[Stored entries]
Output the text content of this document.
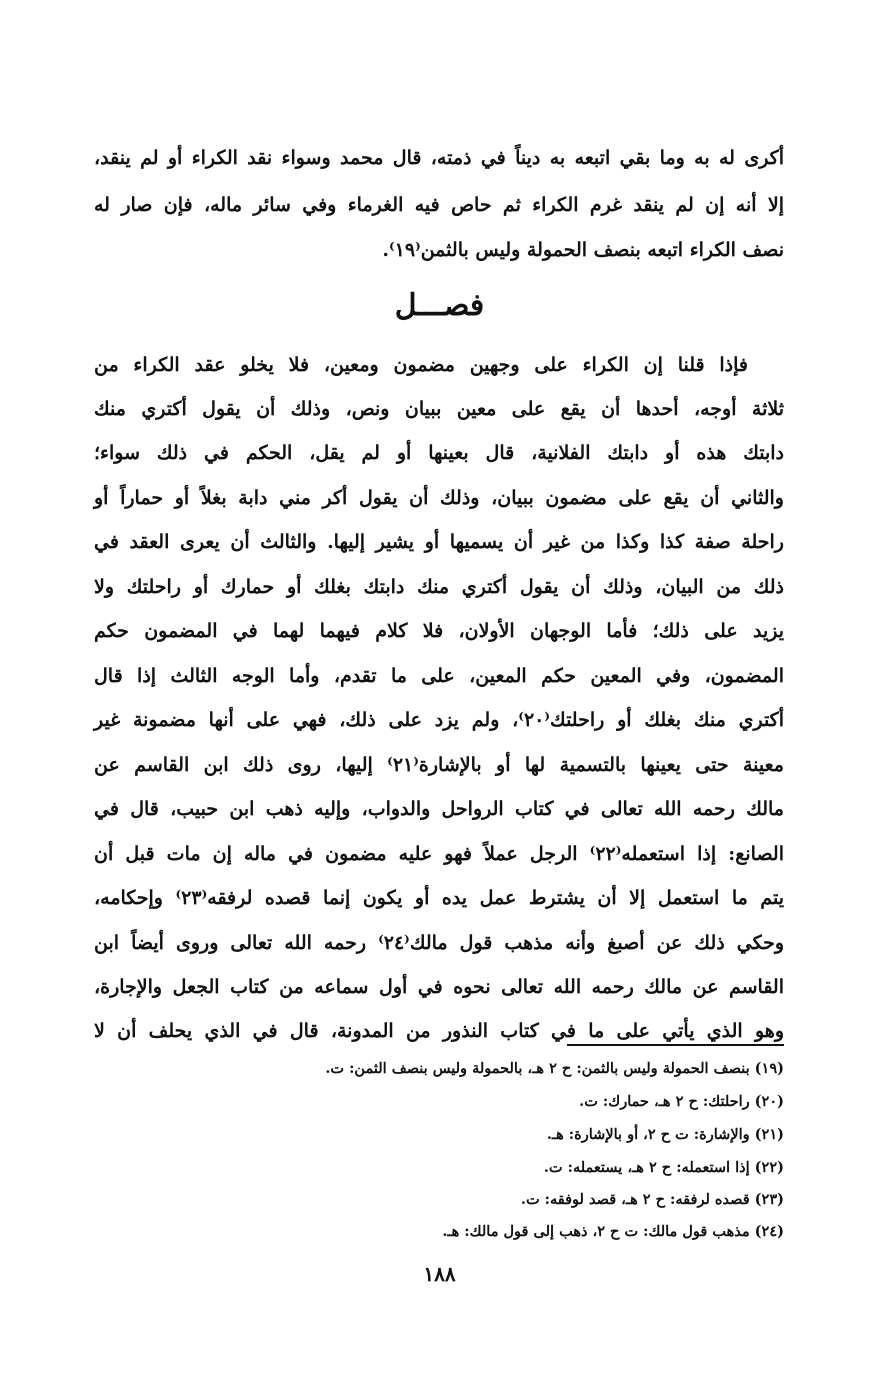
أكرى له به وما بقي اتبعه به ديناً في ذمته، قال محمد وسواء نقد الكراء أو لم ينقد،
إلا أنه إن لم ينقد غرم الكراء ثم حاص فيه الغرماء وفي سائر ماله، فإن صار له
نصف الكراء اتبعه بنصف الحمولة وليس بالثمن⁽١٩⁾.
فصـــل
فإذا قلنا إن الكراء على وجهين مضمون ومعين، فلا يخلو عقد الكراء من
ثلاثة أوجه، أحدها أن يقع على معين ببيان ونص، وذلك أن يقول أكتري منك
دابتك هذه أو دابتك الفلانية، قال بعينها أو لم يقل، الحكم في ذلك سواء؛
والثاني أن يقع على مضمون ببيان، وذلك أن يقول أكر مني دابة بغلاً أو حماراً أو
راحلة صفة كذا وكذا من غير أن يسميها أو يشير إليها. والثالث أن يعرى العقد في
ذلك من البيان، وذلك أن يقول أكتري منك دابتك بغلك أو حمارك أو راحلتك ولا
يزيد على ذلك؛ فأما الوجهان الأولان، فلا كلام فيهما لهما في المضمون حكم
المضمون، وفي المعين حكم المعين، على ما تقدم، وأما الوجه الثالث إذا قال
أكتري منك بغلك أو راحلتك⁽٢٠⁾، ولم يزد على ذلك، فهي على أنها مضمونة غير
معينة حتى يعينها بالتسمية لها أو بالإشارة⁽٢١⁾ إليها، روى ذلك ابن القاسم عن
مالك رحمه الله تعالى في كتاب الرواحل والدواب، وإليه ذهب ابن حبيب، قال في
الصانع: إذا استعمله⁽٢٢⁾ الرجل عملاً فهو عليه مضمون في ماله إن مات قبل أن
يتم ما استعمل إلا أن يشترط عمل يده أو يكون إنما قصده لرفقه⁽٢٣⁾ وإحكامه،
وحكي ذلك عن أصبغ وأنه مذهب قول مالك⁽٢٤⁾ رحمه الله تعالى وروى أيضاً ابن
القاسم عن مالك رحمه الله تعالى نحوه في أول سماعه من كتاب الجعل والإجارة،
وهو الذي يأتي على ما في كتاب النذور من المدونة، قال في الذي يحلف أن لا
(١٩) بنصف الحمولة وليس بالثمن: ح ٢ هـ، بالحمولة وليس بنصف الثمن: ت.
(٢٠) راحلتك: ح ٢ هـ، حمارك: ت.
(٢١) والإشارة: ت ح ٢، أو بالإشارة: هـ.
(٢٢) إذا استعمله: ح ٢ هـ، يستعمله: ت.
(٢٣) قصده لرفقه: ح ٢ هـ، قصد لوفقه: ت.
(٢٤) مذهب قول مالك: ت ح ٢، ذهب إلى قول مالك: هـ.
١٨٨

**Task to carry out:** Quote each line of the listing exactly, but leave the pictures out.

**Response:**
Output the text content of this document.
أكرى له به وما بقي اتبعه به ديناً في ذمته، قال محمد وسواء نقد الكراء أو لم ينقد،
إلا أنه إن لم ينقد غرم الكراء ثم حاص فيه الغرماء وفي سائر ماله، فإن صار له
نصف الكراء اتبعه بنصف الحمولة وليس بالثمن⁽١٩⁾.
فصـــل
فإذا قلنا إن الكراء على وجهين مضمون ومعين، فلا يخلو عقد الكراء من
ثلاثة أوجه، أحدها أن يقع على معين ببيان ونص، وذلك أن يقول أكتري منك
دابتك هذه أو دابتك الفلانية، قال بعينها أو لم يقل، الحكم في ذلك سواء؛
والثاني أن يقع على مضمون ببيان، وذلك أن يقول أكر مني دابة بغلاً أو حماراً أو
راحلة صفة كذا وكذا من غير أن يسميها أو يشير إليها. والثالث أن يعرى العقد في
ذلك من البيان، وذلك أن يقول أكتري منك دابتك بغلك أو حمارك أو راحلتك ولا
يزيد على ذلك؛ فأما الوجهان الأولان، فلا كلام فيهما لهما في المضمون حكم
المضمون، وفي المعين حكم المعين، على ما تقدم، وأما الوجه الثالث إذا قال
أكتري منك بغلك أو راحلتك⁽٢٠⁾، ولم يزد على ذلك، فهي على أنها مضمونة غير
معينة حتى يعينها بالتسمية لها أو بالإشارة⁽٢١⁾ إليها، روى ذلك ابن القاسم عن
مالك رحمه الله تعالى في كتاب الرواحل والدواب، وإليه ذهب ابن حبيب، قال في
الصانع: إذا استعمله⁽٢٢⁾ الرجل عملاً فهو عليه مضمون في ماله إن مات قبل أن
يتم ما استعمل إلا أن يشترط عمل يده أو يكون إنما قصده لرفقه⁽٢٣⁾ وإحكامه،
وحكي ذلك عن أصبغ وأنه مذهب قول مالك⁽٢٤⁾ رحمه الله تعالى وروى أيضاً ابن
القاسم عن مالك رحمه الله تعالى نحوه في أول سماعه من كتاب الجعل والإجارة،
وهو الذي يأتي على ما في كتاب النذور من المدونة، قال في الذي يحلف أن لا
(١٩) بنصف الحمولة وليس بالثمن: ح ٢ هـ، بالحمولة وليس بنصف الثمن: ت.
(٢٠) راحلتك: ح ٢ هـ، حمارك: ت.
(٢١) والإشارة: ت ح ٢، أو بالإشارة: هـ.
(٢٢) إذا استعمله: ح ٢ هـ، يستعمله: ت.
(٢٣) قصده لرفقه: ح ٢ هـ، قصد لوفقه: ت.
(٢٤) مذهب قول مالك: ت ح ٢، ذهب إلى قول مالك: هـ.
١٨٨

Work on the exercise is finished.